#### Texto de lectura:
El día del asesinato de Carrero Blanco (20 de diciembre de 1973) era el que estaba previsto que comenzara el Juicio 1001 contra la cúpula dirigente del sindicato Comisiones Obreras. En cuanto se conoció el suceso, los máximos dirigentes franquistas ordenaron proteger a los acusados. Sólo faltaría que un fascista fanático atentara, para vengarse, contra alguno de ellos, eso hubiera incendiado las calles y precipitado el fin de un Régimen político cada vez más cuestionado. Aunque el franquismo era un régimen totalitario, la mayor parte de sus dirigentes, en 1973, eran conscientes de que ya habían completado su ciclo histórico, y a los perros de presa se les deja ladrar, pero se los sujeta con la correa.

“A las siete o las ocho de la tarde del mismo día del atentado Santiago Carrillo, secretario general del entonces ilegal y clandestino Partido Comunista de España, que se encontraba en París, recibió una insólita llamada telefónica desde Madrid de Antonio García López que decía hablar en nombre del entonces jefe del Estado Mayor, general Manuel Díez Alegría, que, según contó el propio Carrillo, «quería confirmar que nosotros estábamos contra el terrorismo como forma de lucha y al mismo tiempo quería tranquilizarme garantizando que no habría represalias esa noche en Madrid, que el ejército había tomado las medidas necesarias para impedirlo». […] Carrillo recordó años después:[2]

Evidentemente, esa llamada para mí tenía un doble valor. Primero, el de que no hubiera represalias, que era lo que yo me temía; segundo, el de que, por primera vez en muchísimos años, nada menos que de parte del jefe del Estado Mayor, que para mí, desde el punto de vista práctico, era la segunda figura del régimen, se nos llamaba y se nos tranquilizaba a nosotros, comunistas, rojos, que habíamos sido los enemigos número uno del sistema. Algo estaba cambiando en España cuando esa tarde, después de la muerte del jefe del Gobierno, se producía una llamada tan impresionante.”[3]

Los franquistas empezaban a maniobrar para darle al Régimen una salida política lo más ordenada posible. Los comunistas, que su propia propaganda había estigmatizado, eran el enemigo oficial (el enemigo “en primer plano” como decían los maoístas de la época), pero tal vez estaban empezando a dejar de ser el “enemigo principal”, ante la gran cantidad de frentes que se le abrían al Régimen por todas partes. Los que mataron a Carrero Blanco no tenían nada que ver con el PCE, como bien sabían en El Pardo, y la extraordinaria efectividad de ese atentado, así como el explosivo utilizado, la cercanía del lugar a la Embajada de los Estados Unidos, etc., apuntaban claramente hacia la participación, al menos indirecta, norteamericana en el mismo, lo que abría un escenario bastante siniestro, para el Régimen, de cara al futuro.

#### Consigna a:
Vuelve a escribir las entradas tal cual, todo desde el comienzo de las entradas hasta la línea que contiene "x-tick-label: Jan 1: [595, 573, 617, 583]", incluidos ambos extremos.

#### Entradas para procesar:
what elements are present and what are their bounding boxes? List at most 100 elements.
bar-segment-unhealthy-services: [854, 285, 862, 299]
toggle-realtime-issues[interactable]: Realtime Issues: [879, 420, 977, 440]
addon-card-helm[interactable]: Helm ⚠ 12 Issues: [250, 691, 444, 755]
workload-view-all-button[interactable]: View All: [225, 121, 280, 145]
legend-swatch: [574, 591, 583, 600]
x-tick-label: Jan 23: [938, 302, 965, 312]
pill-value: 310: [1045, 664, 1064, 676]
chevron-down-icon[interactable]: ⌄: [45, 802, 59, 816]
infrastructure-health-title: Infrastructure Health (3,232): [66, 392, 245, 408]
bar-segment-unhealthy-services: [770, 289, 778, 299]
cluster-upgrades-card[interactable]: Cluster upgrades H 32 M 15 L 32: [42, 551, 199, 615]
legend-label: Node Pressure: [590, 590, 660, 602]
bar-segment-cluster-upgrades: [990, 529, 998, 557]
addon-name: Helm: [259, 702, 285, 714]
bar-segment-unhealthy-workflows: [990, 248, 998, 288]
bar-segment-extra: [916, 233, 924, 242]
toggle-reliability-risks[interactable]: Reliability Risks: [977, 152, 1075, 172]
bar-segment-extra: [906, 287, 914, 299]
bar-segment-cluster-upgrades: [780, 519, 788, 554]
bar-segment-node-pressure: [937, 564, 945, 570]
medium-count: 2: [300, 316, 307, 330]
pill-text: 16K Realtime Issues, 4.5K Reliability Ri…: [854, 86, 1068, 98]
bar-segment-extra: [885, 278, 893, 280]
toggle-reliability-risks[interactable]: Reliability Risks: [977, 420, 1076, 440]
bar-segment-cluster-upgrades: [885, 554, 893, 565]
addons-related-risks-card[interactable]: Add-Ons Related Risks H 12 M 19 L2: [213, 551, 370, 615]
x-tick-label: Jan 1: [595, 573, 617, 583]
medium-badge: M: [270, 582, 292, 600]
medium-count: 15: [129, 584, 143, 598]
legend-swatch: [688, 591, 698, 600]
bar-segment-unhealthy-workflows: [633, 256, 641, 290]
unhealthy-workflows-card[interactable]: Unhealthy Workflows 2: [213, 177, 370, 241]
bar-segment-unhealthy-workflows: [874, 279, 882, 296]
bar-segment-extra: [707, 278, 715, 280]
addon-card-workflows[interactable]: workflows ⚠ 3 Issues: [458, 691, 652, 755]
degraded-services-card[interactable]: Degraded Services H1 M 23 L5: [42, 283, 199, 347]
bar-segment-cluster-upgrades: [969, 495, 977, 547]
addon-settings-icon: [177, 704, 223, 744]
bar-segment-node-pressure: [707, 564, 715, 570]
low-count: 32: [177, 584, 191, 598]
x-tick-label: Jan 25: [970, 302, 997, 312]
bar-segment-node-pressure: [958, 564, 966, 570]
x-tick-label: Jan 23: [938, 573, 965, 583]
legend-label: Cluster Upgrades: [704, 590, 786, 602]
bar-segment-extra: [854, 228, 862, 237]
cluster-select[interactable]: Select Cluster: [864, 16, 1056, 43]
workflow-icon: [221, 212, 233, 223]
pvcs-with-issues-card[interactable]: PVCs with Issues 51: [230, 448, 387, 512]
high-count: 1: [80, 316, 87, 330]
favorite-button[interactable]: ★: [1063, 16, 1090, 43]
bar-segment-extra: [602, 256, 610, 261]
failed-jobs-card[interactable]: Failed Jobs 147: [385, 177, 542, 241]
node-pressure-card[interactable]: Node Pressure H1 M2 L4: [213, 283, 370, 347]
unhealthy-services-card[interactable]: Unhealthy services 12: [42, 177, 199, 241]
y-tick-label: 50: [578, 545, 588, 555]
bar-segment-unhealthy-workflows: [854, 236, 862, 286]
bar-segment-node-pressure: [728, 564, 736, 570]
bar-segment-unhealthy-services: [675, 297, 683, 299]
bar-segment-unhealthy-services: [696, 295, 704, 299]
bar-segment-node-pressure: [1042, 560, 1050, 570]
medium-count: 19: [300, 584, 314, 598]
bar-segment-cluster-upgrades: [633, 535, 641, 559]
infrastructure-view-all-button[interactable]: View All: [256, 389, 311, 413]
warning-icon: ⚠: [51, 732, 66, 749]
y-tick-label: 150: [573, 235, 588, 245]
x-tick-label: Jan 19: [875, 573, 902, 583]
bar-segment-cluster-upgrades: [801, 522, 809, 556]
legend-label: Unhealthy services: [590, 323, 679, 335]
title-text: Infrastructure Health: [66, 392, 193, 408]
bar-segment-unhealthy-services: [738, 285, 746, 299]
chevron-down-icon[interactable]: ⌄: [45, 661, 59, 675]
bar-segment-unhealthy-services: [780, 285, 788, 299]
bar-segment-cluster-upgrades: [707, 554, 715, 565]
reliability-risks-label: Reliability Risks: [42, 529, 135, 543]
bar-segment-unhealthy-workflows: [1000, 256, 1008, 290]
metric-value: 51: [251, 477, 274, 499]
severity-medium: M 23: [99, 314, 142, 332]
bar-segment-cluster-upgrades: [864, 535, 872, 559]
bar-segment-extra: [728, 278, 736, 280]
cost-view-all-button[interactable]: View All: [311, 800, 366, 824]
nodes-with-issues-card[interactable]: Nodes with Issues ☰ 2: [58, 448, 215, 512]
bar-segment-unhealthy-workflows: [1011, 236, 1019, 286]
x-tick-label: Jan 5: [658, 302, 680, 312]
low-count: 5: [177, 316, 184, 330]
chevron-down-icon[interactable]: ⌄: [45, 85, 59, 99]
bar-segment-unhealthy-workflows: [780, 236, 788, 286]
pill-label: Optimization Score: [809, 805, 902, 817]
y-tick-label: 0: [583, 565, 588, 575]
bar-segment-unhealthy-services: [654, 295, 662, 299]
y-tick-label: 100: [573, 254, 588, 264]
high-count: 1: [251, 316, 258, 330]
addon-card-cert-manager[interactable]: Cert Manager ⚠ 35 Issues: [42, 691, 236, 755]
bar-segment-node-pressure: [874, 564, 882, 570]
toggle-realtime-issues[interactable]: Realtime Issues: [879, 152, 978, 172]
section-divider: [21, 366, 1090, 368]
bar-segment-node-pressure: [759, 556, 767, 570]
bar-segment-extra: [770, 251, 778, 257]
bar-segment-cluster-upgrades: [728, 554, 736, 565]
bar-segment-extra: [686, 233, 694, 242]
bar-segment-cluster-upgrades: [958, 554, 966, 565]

#### Consigna b:
Transcribe sin cambios el pasaje del texto sobre el asesinato de Carrero Blanco que va desde "El día del asesinato" hasta "con la correa.".

#### Respuesta correcta a:
what elements are present and what are their bounding boxes? List at most 100 elements.
bar-segment-unhealthy-services: [854, 285, 862, 299]
toggle-realtime-issues[interactable]: Realtime Issues: [879, 420, 977, 440]
addon-card-helm[interactable]: Helm ⚠ 12 Issues: [250, 691, 444, 755]
workload-view-all-button[interactable]: View All: [225, 121, 280, 145]
legend-swatch: [574, 591, 583, 600]
x-tick-label: Jan 23: [938, 302, 965, 312]
pill-value: 310: [1045, 664, 1064, 676]
chevron-down-icon[interactable]: ⌄: [45, 802, 59, 816]
infrastructure-health-title: Infrastructure Health (3,232): [66, 392, 245, 408]
bar-segment-unhealthy-services: [770, 289, 778, 299]
cluster-upgrades-card[interactable]: Cluster upgrades H 32 M 15 L 32: [42, 551, 199, 615]
legend-label: Node Pressure: [590, 590, 660, 602]
bar-segment-cluster-upgrades: [990, 529, 998, 557]
addon-name: Helm: [259, 702, 285, 714]
bar-segment-unhealthy-workflows: [990, 248, 998, 288]
bar-segment-extra: [916, 233, 924, 242]
toggle-reliability-risks[interactable]: Reliability Risks: [977, 152, 1075, 172]
bar-segment-extra: [906, 287, 914, 299]
bar-segment-cluster-upgrades: [780, 519, 788, 554]
bar-segment-node-pressure: [937, 564, 945, 570]
medium-count: 2: [300, 316, 307, 330]
pill-text: 16K Realtime Issues, 4.5K Reliability Ri…: [854, 86, 1068, 98]
bar-segment-extra: [885, 278, 893, 280]
toggle-reliability-risks[interactable]: Reliability Risks: [977, 420, 1076, 440]
bar-segment-cluster-upgrades: [885, 554, 893, 565]
addons-related-risks-card[interactable]: Add-Ons Related Risks H 12 M 19 L2: [213, 551, 370, 615]
x-tick-label: Jan 1: [595, 573, 617, 583]

#### Respuesta correcta b:
El día del asesinato de Carrero Blanco (20 de diciembre de 1973) era el que estaba previsto que comenzara el Juicio 1001 contra la cúpula dirigente del sindicato Comisiones Obreras. En cuanto se conoció el suceso, los máximos dirigentes franquistas ordenaron proteger a los acusados. Sólo faltaría que un fascista fanático atentara, para vengarse, contra alguno de ellos, eso hubiera incendiado las calles y precipitado el fin de un Régimen político cada vez más cuestionado. Aunque el franquismo era un régimen totalitario, la mayor parte de sus dirigentes, en 1973, eran conscientes de que ya habían completado su ciclo histórico, y a los perros de presa se les deja ladrar, pero se los sujeta con la correa.